→ TASK
Pull out every line of the listing below where "Switch" appears.

Dataset items
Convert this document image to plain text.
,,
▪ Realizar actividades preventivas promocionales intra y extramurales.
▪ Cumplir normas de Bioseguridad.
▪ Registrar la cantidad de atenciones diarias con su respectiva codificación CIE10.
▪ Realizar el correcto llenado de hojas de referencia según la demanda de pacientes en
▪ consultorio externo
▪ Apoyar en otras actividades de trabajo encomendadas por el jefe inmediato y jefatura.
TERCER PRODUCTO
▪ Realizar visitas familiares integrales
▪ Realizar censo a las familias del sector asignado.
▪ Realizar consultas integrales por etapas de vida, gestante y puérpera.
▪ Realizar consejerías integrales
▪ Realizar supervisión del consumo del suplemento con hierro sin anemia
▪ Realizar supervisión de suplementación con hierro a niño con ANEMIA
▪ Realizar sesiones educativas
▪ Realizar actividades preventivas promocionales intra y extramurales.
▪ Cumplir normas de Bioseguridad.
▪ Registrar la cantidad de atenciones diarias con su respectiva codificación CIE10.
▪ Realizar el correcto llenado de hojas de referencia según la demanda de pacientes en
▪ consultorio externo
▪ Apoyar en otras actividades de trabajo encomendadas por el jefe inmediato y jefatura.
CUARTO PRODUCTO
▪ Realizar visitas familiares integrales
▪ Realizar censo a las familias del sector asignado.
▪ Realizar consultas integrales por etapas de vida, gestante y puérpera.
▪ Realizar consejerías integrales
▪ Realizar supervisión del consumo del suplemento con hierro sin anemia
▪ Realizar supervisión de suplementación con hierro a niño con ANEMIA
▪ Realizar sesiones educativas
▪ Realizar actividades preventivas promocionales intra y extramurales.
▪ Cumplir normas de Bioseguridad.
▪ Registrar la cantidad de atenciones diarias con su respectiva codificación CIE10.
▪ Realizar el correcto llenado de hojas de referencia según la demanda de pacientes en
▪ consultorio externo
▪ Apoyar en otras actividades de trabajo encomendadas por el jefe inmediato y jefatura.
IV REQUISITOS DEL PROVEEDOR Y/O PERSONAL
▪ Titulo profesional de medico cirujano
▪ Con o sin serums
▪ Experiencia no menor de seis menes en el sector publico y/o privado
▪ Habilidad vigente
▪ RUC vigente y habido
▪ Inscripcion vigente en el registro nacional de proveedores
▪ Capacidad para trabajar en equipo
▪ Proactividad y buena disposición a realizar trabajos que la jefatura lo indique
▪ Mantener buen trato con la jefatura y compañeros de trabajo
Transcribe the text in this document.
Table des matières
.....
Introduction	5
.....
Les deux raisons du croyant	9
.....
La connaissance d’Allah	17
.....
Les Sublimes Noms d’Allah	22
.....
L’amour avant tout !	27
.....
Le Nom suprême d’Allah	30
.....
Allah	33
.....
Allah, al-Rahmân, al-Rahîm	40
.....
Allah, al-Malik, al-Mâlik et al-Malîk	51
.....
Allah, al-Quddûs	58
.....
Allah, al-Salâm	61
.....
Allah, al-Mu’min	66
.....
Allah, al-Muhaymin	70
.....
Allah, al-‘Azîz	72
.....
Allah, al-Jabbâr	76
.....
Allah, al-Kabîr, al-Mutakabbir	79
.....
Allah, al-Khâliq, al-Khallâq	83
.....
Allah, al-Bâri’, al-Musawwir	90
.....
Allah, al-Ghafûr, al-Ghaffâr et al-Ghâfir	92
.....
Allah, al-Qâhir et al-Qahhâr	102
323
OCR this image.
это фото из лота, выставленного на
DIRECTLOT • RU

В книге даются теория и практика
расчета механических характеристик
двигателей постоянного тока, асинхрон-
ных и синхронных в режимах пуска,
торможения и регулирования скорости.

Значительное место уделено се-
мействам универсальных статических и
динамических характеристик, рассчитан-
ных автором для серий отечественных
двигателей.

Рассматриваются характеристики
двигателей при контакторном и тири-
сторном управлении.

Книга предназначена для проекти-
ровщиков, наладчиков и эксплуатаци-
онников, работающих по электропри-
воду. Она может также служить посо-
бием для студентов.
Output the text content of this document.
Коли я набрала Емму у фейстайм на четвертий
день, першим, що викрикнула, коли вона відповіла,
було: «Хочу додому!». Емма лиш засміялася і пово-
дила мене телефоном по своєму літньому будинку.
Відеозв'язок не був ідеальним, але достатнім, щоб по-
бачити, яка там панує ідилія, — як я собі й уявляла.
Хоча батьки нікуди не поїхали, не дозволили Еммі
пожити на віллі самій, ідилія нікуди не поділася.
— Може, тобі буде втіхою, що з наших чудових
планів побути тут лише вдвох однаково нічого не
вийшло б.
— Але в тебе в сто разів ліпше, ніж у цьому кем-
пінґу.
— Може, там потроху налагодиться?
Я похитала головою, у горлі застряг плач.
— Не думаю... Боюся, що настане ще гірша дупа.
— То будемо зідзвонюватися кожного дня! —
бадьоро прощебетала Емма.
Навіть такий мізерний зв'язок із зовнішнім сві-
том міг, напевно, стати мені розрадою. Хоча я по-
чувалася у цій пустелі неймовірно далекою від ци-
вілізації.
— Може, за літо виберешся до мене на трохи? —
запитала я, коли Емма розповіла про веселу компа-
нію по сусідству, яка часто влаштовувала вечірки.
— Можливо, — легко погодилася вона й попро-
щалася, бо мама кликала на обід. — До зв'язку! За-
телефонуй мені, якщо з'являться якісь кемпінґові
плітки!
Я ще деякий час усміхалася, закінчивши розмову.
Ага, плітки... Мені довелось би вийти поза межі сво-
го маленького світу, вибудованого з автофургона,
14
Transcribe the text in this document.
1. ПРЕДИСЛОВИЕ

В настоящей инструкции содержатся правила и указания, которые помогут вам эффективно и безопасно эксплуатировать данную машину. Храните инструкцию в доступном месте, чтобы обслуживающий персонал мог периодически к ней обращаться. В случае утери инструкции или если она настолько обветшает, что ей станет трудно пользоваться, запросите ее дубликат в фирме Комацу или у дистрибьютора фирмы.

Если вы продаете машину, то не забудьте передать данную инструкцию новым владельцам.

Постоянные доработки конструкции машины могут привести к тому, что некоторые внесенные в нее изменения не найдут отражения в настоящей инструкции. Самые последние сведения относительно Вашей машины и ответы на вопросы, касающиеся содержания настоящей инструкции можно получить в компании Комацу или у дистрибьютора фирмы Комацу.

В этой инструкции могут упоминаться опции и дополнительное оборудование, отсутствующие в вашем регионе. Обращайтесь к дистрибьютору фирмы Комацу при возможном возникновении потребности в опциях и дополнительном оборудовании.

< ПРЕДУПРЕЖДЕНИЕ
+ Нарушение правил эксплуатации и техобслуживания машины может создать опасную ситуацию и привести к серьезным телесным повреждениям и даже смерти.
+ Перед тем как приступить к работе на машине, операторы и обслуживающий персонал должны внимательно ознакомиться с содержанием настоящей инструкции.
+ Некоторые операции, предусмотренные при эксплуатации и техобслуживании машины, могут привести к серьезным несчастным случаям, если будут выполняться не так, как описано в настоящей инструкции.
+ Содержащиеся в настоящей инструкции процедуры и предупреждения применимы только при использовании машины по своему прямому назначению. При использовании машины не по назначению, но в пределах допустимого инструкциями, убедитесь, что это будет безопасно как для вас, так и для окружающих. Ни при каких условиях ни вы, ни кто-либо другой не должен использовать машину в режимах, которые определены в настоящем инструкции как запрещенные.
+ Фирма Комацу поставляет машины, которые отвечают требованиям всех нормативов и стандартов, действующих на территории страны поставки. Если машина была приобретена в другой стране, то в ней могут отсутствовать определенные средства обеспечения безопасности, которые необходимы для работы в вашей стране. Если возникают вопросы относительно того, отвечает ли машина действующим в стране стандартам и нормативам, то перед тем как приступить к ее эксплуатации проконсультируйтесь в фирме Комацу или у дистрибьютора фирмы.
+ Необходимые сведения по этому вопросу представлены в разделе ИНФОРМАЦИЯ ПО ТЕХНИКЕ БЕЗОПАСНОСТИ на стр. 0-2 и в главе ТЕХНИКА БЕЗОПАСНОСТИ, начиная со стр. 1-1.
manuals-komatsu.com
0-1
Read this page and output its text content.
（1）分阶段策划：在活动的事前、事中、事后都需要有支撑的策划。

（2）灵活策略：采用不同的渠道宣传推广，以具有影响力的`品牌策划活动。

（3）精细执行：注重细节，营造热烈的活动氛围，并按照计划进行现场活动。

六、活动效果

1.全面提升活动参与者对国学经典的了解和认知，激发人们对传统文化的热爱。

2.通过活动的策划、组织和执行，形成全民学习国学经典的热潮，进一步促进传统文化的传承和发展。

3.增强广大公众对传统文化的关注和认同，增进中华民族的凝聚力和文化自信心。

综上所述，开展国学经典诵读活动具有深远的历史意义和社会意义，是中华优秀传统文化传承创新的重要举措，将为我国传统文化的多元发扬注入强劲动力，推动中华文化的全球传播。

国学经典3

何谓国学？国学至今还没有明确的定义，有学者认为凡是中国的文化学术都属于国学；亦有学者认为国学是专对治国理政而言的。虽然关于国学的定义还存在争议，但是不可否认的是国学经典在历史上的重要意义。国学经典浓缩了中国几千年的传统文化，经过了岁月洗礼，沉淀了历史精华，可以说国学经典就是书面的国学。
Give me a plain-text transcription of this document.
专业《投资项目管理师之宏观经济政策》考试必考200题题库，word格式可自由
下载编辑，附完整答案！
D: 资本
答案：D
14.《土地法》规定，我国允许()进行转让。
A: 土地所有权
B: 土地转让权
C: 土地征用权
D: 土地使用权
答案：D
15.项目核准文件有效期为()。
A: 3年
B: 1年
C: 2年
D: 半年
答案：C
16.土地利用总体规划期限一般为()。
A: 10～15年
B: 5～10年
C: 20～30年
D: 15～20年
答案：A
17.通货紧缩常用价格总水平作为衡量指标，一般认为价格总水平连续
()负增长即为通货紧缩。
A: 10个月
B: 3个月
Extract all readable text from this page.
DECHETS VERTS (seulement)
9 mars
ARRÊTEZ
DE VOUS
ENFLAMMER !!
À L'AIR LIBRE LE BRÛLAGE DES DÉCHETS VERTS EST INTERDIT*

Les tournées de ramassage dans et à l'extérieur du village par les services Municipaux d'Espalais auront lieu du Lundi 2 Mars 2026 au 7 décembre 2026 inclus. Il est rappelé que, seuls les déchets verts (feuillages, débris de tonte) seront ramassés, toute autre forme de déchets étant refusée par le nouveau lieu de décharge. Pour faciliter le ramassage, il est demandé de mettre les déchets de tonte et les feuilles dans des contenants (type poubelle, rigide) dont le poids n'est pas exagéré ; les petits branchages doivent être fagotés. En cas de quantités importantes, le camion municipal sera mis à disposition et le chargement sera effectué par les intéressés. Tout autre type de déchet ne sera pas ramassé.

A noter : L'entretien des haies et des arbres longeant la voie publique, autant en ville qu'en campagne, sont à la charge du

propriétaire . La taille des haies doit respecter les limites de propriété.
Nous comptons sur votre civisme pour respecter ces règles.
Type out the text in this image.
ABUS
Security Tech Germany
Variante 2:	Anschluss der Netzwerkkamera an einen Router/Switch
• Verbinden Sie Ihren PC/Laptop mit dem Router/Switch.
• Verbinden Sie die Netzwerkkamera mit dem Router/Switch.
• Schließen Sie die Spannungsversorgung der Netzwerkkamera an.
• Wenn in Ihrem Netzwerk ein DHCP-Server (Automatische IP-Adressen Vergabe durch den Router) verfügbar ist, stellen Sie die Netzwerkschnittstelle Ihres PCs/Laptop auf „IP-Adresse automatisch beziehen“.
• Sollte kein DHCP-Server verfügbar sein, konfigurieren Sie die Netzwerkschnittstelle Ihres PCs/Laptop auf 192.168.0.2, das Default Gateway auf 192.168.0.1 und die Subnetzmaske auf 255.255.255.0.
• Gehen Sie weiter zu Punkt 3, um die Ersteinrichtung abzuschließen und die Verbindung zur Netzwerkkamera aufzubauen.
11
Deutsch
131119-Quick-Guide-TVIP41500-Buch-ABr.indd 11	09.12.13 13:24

→ SOLUTION TO THIS TASK
Variante 2:	Anschluss der Netzwerkkamera an einen Router/Switch
• Verbinden Sie Ihren PC/Laptop mit dem Router/Switch.
• Verbinden Sie die Netzwerkkamera mit dem Router/Switch.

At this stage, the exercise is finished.